#### What you have to do:
Write out the entries below once more, exactly.

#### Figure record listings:
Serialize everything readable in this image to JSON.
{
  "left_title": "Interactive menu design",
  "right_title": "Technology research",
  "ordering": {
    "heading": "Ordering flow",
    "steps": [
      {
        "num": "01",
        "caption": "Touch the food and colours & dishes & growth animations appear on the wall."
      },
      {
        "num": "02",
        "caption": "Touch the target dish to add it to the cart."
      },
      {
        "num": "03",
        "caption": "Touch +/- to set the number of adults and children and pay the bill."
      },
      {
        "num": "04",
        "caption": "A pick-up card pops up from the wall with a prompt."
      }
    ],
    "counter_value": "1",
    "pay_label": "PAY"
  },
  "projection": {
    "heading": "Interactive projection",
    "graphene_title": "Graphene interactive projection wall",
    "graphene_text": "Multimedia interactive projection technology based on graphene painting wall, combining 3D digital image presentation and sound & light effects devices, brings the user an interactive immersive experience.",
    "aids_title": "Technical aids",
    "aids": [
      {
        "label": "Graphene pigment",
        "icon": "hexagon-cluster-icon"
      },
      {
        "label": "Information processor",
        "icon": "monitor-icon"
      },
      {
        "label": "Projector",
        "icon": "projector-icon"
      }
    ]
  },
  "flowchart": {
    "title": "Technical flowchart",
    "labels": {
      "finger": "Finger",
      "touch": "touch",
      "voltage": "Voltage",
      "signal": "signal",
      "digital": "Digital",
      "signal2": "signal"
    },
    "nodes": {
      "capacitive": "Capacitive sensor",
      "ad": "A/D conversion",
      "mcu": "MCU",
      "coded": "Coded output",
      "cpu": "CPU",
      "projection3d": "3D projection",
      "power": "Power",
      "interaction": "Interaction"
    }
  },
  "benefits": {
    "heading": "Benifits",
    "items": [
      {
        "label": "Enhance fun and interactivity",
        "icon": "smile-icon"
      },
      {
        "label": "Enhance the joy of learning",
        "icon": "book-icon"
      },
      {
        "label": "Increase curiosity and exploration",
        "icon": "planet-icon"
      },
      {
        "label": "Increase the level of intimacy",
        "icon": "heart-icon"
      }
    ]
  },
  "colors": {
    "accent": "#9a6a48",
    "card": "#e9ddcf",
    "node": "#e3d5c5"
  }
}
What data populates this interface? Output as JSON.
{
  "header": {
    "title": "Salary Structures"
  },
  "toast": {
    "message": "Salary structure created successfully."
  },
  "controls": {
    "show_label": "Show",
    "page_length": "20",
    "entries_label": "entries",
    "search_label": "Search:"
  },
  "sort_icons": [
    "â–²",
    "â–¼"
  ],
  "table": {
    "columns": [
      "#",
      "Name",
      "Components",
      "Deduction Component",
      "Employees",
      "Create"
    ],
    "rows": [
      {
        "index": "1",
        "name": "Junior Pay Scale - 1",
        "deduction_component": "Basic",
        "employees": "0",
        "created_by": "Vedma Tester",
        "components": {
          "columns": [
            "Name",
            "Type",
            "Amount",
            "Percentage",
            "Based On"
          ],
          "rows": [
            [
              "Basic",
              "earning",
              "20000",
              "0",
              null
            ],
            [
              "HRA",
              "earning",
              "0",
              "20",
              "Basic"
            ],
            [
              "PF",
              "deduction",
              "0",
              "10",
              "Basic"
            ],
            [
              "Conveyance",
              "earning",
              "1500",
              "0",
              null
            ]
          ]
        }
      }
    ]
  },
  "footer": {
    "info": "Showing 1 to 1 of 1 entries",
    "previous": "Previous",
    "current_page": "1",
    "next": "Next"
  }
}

#### Output:
Serialize everything readable in this image to JSON.
{
  "left_title": "Interactive menu design",
  "right_title": "Technology research",
  "ordering": {
    "heading": "Ordering flow",
    "steps": [
      {
        "num": "01",
        "caption": "Touch the food and colours & dishes & growth animations appear on the wall."
      },
      {
        "num": "02",
        "caption": "Touch the target dish to add it to the cart."
      },
      {
        "num": "03",
        "caption": "Touch +/- to set the number of adults and children and pay the bill."
      },
      {
        "num": "04",
        "caption": "A pick-up card pops up from the wall with a prompt."
      }
    ],
    "counter_value": "1",
    "pay_label": "PAY"
  },
  "projection": {
    "heading": "Interactive projection",
    "graphene_title": "Graphene interactive projection wall",
    "graphene_text": "Multimedia interactive projection technology based on graphene painting wall, combining 3D digital image presentation and sound & light effects devices, brings the user an interactive immersive experience.",
    "aids_title": "Technical aids",
    "aids": [
      {
        "label": "Graphene pigment",
        "icon": "hexagon-cluster-icon"
      },
      {
        "label": "Information processor",
        "icon": "monitor-icon"
      },
      {
        "label": "Projector",
        "icon": "projector-icon"
      }
    ]
  },
  "flowchart": {
    "title": "Technical flowchart",
    "labels": {
      "finger": "Finger",
      "touch": "touch",
      "voltage": "Voltage",
      "signal": "signal",
      "digital": "Digital",
      "signal2": "signal"
    },
    "nodes": {
      "capacitive": "Capacitive sensor",
      "ad": "A/D conversion",
      "mcu": "MCU",
      "coded": "Coded output",
      "cpu": "CPU",
      "projection3d": "3D projection",
      "power": "Power",
      "interaction": "Interaction"
    }
  },
  "benefits": {
    "heading": "Benifits",
    "items": [
      {
        "label": "Enhance fun and interactivity",
        "icon": "smile-icon"
      },
      {
        "label": "Enhance the joy of learning",
        "icon": "book-icon"
      },
      {
        "label": "Increase curiosity and exploration",
        "icon": "planet-icon"
      },
      {
        "label": "Increase the level of intimacy",
        "icon": "heart-icon"
      }
    ]
  },
  "colors": {
    "accent": "#9a6a48",
    "card": "#e9ddcf",
    "node": "#e3d5c5"
  }
}
What data populates this interface? Output as JSON.
{
  "header": {
    "title": "Salary Structures"
  },
  "toast": {
    "message": "Salary structure created successfully."
  },
  "controls": {
    "show_label": "Show",
    "page_length": "20",
    "entries_label": "entries",
    "search_label": "Search:"
  },
  "sort_icons": [
    "â–²",
    "â–¼"
  ],
  "table": {
    "columns": [
      "#",
      "Name",
      "Components",
      "Deduction Component",
      "Employees",
      "Create"
    ],
    "rows": [
      {
        "index": "1",
        "name": "Junior Pay Scale - 1",
        "deduction_component": "Basic",
        "employees": "0",
        "created_by": "Vedma Tester",
        "components": {
          "columns": [
            "Name",
            "Type",
            "Amount",
            "Percentage",
            "Based On"
          ],
          "rows": [
            [
              "Basic",
              "earning",
              "20000",
              "0",
              null
            ],
            [
              "HRA",
              "earning",
              "0",
              "20",
              "Basic"
            ],
            [
              "PF",
              "deduction",
              "0",
              "10",
              "Basic"
            ],
            [
              "Conveyance",
              "earning",
              "1500",
              "0",
              null
            ]
          ]
        }
      }
    ]
  },
  "footer": {
    "info": "Showing 1 to 1 of 1 entries",
    "previous": "Previous",
    "current_page": "1",
    "next": "Next"
  }
}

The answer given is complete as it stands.